+++ Segment de texte

A partir de quel moment les accroissements du coût en capital par opérateur, ou
de la densité de flux énergétique ne nous permettent-ils plus le même taux de
croissance de la production que lors des précédentes augmentations de
l’intensité du coût en capital, ou de la densité du flux énergétique, ou des
deux combinées ? »
Bonne
question. Mais il n’y a aucun moyen de le savoir. Chaque homme étant différent,
ce seuil de bascule varie avec chacun de nous et aucune loi n’est capable de le
décrire, ni ne le sera jamais.
« Les mêmes
principes s’appliquent à l’agriculture. Nous mesurons la production de
l’agriculture de deux manières :
1. la production par
tête ;
2. la production par
hectare ou par kilomètre carré.
En première
approximation, nous mesurons la production elle-même en termes tels que
boisseaux de blé, tonnes de production animale comestible... Finalement, en
économie, nous devons mesurer ces produits comme des composants d’un « panier
de biens ». Il y a deux « paniers » :
1. les biens
d’équipement par opérateur employé dans l’agriculture, l’industrie, la
construction, l’industrie minière et les transports ;
2. les biens de consommation
exigés par tête pour l’entretien des ménages. »
Voilà qu’est réinventée
la notion de PIB, avec bien sûr les mêmes erreurs fondamentales. On ne peut
rien mesurer de valable avec un « panier ». Qui choisit le panier ?

++++++

### À faire
a – Recopiez le passage du texte sur la mesure de la production en commençant par « A partir de » et en poursuivant jusqu'à « le sera jamais. ».
b – Poursuivez le texte sur la mesure de la production à partir de sa dernière phrase.

+++ Extraits des lignes

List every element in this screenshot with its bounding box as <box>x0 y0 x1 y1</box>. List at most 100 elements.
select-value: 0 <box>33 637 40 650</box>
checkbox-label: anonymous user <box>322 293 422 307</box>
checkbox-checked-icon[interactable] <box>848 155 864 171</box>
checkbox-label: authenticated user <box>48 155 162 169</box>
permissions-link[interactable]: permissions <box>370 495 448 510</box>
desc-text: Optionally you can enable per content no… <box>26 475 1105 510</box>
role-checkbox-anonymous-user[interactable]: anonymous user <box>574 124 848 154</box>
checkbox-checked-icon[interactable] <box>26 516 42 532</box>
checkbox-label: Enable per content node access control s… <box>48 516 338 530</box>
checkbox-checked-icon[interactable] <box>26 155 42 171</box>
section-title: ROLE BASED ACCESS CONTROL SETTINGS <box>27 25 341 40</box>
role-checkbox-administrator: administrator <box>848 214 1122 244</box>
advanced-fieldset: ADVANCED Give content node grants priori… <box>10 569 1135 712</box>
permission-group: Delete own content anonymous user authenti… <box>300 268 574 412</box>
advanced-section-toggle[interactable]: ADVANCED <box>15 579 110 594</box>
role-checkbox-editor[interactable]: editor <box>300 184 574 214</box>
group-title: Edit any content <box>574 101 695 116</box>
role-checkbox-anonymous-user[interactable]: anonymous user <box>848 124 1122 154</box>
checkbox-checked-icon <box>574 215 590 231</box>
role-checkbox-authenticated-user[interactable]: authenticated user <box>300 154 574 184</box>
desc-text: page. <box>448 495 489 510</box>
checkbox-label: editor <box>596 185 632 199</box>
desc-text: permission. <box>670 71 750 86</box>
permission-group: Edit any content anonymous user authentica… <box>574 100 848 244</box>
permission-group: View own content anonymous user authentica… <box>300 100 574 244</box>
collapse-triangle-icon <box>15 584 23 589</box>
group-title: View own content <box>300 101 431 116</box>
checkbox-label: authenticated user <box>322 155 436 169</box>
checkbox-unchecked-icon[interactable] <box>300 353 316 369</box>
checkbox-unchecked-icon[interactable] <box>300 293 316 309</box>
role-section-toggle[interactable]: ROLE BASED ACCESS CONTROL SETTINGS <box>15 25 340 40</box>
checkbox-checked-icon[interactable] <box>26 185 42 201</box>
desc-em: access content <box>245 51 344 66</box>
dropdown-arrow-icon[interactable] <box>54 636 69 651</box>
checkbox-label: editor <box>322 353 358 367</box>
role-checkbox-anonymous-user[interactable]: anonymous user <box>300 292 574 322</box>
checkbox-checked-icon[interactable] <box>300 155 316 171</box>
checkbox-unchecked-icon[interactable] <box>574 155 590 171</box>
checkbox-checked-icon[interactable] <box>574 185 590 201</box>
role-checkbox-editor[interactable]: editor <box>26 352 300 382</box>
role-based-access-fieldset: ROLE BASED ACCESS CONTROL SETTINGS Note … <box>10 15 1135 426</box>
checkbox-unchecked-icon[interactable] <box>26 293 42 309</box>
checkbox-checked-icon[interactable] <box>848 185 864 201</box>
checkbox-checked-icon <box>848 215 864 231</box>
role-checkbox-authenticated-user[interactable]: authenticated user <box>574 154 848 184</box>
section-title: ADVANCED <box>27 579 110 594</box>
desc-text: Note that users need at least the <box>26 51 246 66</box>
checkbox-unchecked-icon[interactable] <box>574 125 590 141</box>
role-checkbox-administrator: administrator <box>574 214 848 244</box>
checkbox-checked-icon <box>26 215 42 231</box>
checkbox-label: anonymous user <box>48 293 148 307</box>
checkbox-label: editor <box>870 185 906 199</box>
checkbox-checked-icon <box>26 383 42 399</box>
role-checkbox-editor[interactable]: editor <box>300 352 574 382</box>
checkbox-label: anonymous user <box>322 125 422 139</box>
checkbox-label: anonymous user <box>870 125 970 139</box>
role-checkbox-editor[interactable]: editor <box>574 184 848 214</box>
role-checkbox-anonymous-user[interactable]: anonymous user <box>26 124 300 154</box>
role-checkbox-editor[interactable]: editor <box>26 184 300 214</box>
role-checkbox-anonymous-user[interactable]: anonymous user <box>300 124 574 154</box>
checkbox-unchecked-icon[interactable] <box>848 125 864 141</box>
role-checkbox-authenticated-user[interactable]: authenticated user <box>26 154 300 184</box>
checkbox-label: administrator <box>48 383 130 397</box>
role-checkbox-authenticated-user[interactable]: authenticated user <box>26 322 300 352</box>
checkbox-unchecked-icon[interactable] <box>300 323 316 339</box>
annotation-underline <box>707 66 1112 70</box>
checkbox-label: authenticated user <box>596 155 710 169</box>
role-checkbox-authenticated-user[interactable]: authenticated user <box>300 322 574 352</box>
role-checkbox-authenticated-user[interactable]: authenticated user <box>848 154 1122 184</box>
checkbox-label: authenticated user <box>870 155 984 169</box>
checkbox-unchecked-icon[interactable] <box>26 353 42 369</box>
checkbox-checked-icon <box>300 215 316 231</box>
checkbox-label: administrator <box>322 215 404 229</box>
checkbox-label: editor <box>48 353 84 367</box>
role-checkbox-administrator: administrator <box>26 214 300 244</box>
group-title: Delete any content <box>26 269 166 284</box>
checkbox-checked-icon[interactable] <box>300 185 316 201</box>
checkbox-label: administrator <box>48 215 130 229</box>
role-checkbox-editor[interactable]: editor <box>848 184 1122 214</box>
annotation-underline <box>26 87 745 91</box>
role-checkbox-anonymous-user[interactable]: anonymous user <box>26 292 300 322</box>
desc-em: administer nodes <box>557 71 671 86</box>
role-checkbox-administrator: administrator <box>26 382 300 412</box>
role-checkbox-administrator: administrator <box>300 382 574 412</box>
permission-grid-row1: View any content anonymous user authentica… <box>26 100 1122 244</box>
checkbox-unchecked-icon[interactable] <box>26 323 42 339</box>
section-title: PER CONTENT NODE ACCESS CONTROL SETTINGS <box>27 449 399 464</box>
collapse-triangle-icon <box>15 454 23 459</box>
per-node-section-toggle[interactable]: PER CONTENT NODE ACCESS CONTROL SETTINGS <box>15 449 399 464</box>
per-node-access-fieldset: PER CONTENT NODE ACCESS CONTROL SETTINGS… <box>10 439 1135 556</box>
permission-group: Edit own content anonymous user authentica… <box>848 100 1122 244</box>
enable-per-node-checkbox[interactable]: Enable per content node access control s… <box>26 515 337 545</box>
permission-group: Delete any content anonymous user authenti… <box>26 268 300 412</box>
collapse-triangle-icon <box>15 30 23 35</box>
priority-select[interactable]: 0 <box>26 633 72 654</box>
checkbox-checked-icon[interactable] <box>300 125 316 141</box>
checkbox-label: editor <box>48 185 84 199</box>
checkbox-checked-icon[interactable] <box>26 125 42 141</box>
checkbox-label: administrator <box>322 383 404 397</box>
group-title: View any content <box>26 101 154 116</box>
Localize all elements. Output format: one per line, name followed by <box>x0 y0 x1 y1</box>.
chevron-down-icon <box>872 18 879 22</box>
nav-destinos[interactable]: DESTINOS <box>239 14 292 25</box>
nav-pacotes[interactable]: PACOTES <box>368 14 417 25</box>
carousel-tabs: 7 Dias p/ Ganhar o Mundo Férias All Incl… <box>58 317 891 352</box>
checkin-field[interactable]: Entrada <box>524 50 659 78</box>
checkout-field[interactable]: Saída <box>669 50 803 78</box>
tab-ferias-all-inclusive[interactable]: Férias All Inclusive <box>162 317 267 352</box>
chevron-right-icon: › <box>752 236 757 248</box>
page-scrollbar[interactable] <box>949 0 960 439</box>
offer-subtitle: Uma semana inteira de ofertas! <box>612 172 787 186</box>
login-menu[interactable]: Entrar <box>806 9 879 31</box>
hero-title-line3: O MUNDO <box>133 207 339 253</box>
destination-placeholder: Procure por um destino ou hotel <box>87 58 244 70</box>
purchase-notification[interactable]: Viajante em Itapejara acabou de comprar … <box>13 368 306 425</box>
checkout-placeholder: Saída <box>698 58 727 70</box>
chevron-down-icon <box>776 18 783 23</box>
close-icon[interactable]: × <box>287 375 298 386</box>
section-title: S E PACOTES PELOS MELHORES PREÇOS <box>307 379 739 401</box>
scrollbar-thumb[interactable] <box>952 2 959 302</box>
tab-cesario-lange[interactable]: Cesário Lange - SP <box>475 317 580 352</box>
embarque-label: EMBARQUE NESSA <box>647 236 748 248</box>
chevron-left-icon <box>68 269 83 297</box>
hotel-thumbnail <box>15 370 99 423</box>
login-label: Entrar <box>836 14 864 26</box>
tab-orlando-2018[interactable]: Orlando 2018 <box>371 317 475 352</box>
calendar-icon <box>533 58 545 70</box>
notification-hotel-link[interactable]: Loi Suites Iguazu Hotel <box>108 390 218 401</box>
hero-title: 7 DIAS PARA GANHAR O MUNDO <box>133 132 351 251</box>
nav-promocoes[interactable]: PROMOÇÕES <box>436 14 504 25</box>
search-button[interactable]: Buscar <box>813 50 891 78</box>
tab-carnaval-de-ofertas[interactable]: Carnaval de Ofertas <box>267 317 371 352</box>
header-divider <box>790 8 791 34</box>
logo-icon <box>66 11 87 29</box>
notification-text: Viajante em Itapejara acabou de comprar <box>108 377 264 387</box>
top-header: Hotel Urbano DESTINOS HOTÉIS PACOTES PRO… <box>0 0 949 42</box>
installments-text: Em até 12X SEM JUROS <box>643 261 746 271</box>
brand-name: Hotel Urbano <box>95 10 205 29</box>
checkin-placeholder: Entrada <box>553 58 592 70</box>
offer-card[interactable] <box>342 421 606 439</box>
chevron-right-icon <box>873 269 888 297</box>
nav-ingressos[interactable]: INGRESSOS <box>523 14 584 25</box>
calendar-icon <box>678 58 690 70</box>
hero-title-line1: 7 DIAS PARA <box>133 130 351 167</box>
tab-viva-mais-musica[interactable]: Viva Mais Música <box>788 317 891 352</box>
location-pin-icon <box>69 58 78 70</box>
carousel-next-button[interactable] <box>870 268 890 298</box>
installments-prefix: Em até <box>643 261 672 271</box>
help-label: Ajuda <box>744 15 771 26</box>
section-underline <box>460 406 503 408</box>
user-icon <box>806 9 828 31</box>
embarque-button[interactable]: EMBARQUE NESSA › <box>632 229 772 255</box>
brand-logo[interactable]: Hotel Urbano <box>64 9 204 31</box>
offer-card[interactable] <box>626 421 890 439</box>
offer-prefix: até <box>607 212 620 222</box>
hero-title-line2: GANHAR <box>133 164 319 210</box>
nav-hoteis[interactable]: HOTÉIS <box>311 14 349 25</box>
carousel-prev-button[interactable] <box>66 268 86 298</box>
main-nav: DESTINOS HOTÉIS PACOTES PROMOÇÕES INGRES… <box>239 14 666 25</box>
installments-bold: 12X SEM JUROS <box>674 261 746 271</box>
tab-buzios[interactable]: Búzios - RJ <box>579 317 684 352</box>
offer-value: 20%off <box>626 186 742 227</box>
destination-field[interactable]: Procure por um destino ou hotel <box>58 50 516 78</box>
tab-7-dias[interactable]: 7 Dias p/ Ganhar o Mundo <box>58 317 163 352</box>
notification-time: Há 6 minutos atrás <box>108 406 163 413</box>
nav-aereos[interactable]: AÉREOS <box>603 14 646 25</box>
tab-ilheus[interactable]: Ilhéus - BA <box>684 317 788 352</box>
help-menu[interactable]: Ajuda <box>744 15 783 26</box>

++++++
+++ Extraits des lignes

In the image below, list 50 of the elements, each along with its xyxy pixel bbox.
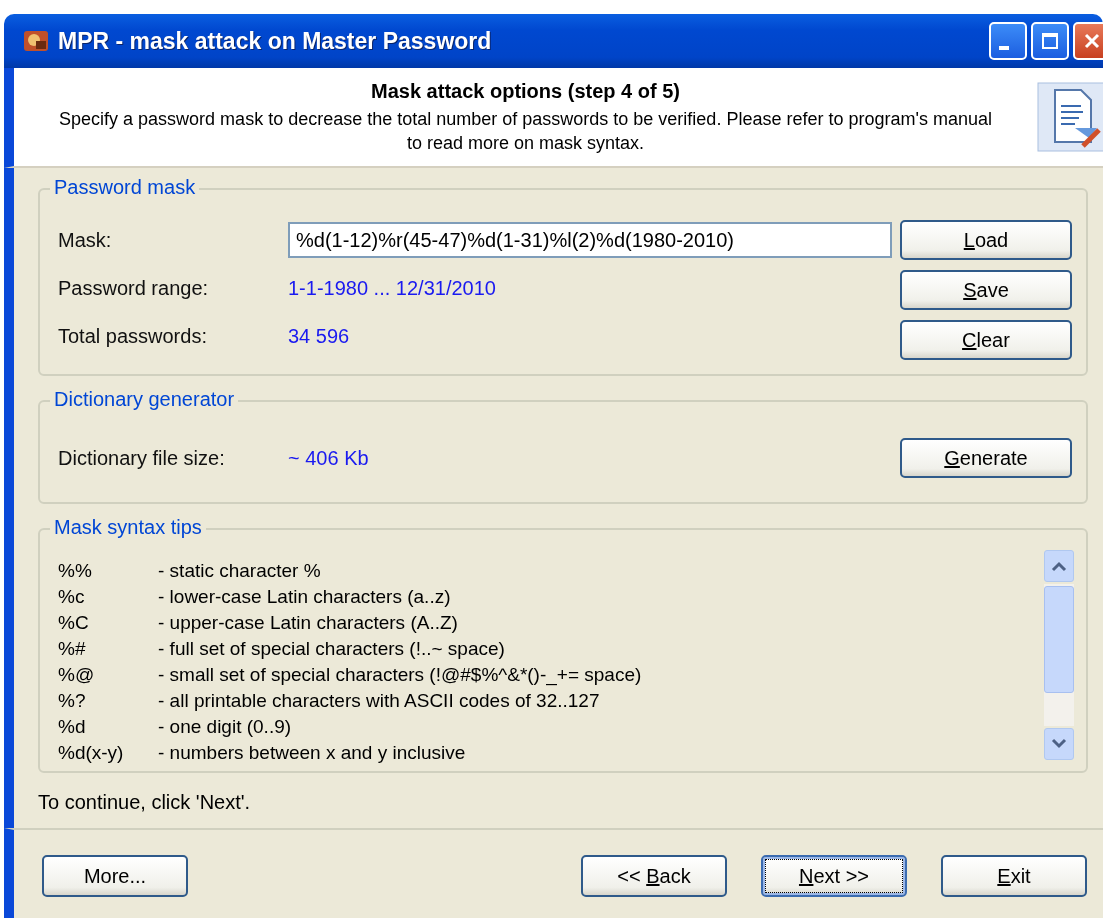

++++++

### Réponses dans l'ordre
a –
A partir de quel moment les accroissements du coût en capital par opérateur, ou
de la densité de flux énergétique ne nous permettent-ils plus le même taux de
croissance de la production que lors des précédentes augmentations de
l’intensité du coût en capital, ou de la densité du flux énergétique, ou des
deux combinées ? »
Bonne
question. Mais il n’y a aucun moyen de le savoir. Chaque homme étant différent,
ce seuil de bascule varie avec chacun de nous et aucune loi n’est capable de le
décrire, ni ne le sera jamais.

b –
Pourquoi est-ce le même pour tous alors que chacun a des goûts et des capacités
différents ? Comment évolue ce panier ? Nous sommes dans l’approximation,
pas dans la mesure et certainement pas dans la science. La mesure par « panier »
n’est pas une mesure valable, elle ne peut pas exprimer une caractéristique
scientifique objective, encore moins subjective – propre à chaque individu.
« En utilisant
les « paniers de biens » comme étalons de mesure, la production se trouve
comparée aux apports nécessaires à la société qui effectue cette production. La
production doit être mise en corrélation avec le nombre total de kilomètres
carré occupés par cette société ; c’est une mesure du taux d’activité
productive par kilomètre carré, une mesure associée à la notion de densité du
flux énergétique. Les deux mesures, par kilomètre carré et par tête (par
opérateur) sont combinées par le biais de la densité démographique. »
Ah, voilà qu’en
plus on introduit et l’occupation de la surface par les hommes, et leur démographie,
bien sûr soi-disant pour tenir compte de leurs besoins en effort-machine. Mais
un tel modèle lui non plus ne représente en rien la réalité dans sa complexité.
Car il y a des hommes qui aiment et recherchent l’isolement, d’autres qui au
contraire aiment les cages à poules. Les hommes sont tous différents, c’est ce
qui fait leur force. Et c’est aussi ce qui fait que la problématique économique,
celle du « juste » accès aux ressources, se pose.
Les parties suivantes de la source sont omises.